Stated problem:
Tally every line of the listing below that holds "Security", then give the tally alone.
## Start
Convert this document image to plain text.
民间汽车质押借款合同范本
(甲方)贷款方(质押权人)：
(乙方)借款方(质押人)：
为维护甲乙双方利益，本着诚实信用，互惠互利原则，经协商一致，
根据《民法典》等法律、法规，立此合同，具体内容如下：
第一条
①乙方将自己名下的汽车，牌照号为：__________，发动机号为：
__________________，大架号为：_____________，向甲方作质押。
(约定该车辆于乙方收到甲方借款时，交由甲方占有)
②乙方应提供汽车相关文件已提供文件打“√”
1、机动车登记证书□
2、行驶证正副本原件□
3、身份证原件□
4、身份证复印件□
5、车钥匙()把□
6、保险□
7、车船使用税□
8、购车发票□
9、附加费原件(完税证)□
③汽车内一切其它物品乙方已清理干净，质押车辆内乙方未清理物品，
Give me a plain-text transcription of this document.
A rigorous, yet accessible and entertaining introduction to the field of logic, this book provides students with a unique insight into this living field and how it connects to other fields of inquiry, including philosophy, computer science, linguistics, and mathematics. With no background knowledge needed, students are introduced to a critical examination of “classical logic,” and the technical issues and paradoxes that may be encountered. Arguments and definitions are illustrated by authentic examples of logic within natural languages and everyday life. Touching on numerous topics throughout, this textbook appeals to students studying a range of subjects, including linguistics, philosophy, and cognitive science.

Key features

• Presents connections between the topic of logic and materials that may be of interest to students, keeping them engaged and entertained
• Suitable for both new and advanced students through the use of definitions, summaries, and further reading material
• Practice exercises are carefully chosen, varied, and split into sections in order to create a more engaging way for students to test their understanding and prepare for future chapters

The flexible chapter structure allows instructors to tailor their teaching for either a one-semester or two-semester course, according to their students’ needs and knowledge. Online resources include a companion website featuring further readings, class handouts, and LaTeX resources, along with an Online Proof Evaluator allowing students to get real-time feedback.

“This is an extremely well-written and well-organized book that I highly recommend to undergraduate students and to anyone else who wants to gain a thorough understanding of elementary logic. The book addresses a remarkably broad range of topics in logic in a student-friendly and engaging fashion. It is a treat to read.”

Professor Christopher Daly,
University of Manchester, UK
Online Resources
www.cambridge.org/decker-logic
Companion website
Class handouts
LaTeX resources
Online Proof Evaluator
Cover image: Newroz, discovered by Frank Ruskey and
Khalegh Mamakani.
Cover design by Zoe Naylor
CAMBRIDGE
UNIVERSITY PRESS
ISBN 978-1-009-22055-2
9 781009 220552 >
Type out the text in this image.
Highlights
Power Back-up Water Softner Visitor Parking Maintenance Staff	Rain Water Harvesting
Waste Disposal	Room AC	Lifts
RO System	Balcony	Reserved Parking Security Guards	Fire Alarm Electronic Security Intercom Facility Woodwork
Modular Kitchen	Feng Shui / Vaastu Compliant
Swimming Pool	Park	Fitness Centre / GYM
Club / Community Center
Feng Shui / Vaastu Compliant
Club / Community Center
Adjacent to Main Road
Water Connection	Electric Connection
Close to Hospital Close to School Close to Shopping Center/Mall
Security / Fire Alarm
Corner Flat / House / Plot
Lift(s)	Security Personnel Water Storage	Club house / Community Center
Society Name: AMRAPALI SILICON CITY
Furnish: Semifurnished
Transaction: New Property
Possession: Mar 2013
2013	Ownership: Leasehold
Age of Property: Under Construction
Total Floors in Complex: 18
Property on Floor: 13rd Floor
## End
Finished answer:
3